• Task statement: Below are some records. Copy every line in them that holds "visualizations".

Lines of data

• • • • • • •

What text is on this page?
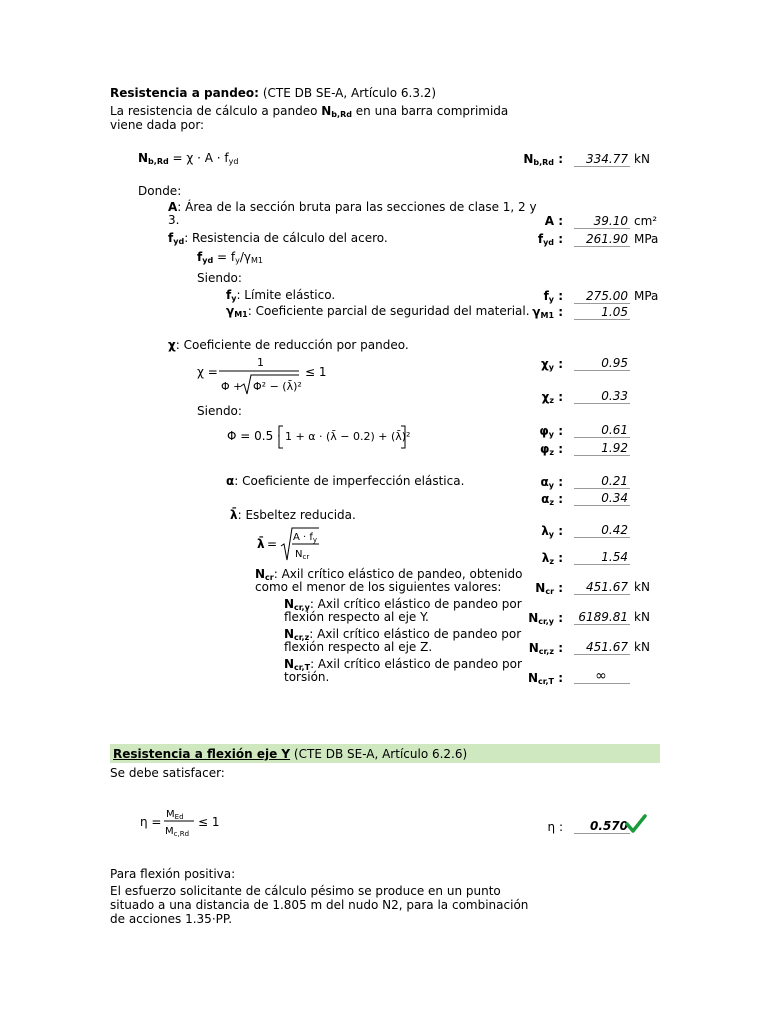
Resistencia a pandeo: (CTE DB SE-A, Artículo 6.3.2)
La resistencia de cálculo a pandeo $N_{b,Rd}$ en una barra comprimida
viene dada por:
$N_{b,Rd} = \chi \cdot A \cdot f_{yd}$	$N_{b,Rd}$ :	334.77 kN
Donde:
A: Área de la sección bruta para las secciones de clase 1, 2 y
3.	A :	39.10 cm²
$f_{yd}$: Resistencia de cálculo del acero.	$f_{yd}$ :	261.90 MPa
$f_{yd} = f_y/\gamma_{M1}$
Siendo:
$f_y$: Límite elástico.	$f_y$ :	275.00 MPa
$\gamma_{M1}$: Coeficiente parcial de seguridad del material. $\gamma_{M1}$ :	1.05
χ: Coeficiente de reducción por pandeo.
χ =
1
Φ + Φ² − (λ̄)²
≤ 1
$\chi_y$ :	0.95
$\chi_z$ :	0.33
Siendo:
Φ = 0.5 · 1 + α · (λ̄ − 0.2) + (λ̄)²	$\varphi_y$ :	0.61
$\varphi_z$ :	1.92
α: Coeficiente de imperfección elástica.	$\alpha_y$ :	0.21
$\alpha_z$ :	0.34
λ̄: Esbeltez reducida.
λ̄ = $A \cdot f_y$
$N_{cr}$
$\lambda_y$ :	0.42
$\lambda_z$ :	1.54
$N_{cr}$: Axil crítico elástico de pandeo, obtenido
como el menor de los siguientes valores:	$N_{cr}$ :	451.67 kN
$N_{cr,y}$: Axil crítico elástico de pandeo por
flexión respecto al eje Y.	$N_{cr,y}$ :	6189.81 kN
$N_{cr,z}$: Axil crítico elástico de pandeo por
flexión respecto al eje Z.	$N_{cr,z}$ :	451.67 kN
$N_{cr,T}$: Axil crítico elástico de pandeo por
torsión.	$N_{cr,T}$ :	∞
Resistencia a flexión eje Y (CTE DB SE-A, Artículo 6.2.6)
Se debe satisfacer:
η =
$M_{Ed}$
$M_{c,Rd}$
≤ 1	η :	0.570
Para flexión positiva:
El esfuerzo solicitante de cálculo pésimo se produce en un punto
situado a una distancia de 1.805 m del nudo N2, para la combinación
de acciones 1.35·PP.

• • • • • • •

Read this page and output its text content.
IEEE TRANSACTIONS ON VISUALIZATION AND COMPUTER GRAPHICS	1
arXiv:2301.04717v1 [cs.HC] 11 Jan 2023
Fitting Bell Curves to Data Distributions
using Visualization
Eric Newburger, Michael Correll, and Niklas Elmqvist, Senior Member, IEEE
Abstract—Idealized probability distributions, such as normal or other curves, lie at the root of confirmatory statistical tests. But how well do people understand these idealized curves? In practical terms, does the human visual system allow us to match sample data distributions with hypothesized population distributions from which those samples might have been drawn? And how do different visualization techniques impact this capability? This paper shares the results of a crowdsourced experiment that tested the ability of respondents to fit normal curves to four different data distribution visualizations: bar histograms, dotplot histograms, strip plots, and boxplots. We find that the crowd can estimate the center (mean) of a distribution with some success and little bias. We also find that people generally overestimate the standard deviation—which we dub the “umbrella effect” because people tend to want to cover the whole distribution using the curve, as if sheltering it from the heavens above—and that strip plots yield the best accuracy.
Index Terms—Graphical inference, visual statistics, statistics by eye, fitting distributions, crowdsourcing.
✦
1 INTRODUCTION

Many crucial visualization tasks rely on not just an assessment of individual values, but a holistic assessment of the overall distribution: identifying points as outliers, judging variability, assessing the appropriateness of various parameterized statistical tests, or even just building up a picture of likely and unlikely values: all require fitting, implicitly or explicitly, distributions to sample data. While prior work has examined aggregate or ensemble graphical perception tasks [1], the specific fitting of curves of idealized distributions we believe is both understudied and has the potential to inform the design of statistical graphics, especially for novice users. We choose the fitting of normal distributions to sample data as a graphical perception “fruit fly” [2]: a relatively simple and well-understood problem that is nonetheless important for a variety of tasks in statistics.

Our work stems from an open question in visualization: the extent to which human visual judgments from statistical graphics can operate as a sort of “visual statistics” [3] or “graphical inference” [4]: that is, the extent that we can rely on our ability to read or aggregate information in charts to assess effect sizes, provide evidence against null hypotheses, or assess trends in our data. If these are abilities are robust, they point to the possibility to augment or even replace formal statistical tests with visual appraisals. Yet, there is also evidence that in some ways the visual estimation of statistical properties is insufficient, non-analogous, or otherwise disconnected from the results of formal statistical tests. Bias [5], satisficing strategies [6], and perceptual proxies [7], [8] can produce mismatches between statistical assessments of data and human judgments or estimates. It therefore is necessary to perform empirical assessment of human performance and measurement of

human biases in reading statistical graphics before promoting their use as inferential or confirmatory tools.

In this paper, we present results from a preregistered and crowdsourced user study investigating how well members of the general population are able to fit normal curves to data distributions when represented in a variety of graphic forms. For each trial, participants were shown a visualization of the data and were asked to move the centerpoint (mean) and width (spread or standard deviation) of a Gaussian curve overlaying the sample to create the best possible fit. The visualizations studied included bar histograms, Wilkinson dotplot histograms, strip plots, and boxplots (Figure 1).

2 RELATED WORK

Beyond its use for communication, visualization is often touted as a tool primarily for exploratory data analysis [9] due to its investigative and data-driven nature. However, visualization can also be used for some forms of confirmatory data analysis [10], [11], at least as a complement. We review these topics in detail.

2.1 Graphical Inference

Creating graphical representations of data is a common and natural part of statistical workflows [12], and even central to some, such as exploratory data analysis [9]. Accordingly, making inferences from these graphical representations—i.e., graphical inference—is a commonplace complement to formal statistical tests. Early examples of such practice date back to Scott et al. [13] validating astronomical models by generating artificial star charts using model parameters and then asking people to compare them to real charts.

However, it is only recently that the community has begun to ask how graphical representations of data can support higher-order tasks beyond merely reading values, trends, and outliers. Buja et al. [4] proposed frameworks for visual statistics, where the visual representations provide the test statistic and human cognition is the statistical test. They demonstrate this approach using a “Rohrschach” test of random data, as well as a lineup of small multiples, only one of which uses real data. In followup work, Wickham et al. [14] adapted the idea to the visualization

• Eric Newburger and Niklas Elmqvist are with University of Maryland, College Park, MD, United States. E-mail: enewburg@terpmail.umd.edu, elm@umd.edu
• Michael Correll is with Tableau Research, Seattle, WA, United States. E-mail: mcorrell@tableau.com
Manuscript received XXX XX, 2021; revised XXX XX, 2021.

• • • • • • •

• Response to this task:
Abstract—Idealized probability distributions, such as normal or other curves, lie at the root of confirmatory statistical tests. But how well do people understand these idealized curves? In practical terms, does the human visual system allow us to match sample data distributions with hypothesized population distributions from which those samples might have been drawn? And how do different visualization techniques impact this capability? This paper shares the results of a crowdsourced experiment that tested the ability of respondents to fit normal curves to four different data distribution visualizations: bar histograms, dotplot histograms, strip plots, and boxplots. We find that the crowd can estimate the center (mean) of a distribution with some success and little bias. We also find that people generally overestimate the standard deviation—which we dub the “umbrella effect” because people tend to want to cover the whole distribution using the curve, as if sheltering it from the heavens above—and that strip plots yield the best accuracy.
In this paper, we present results from a preregistered and crowdsourced user study investigating how well members of the general population are able to fit normal curves to data distributions when represented in a variety of graphic forms. For each trial, participants were shown a visualization of the data and were asked to move the centerpoint (mean) and width (spread or standard deviation) of a Gaussian curve overlaying the sample to create the best possible fit. The visualizations studied included bar histograms, Wilkinson dotplot histograms, strip plots, and boxplots (Figure 1).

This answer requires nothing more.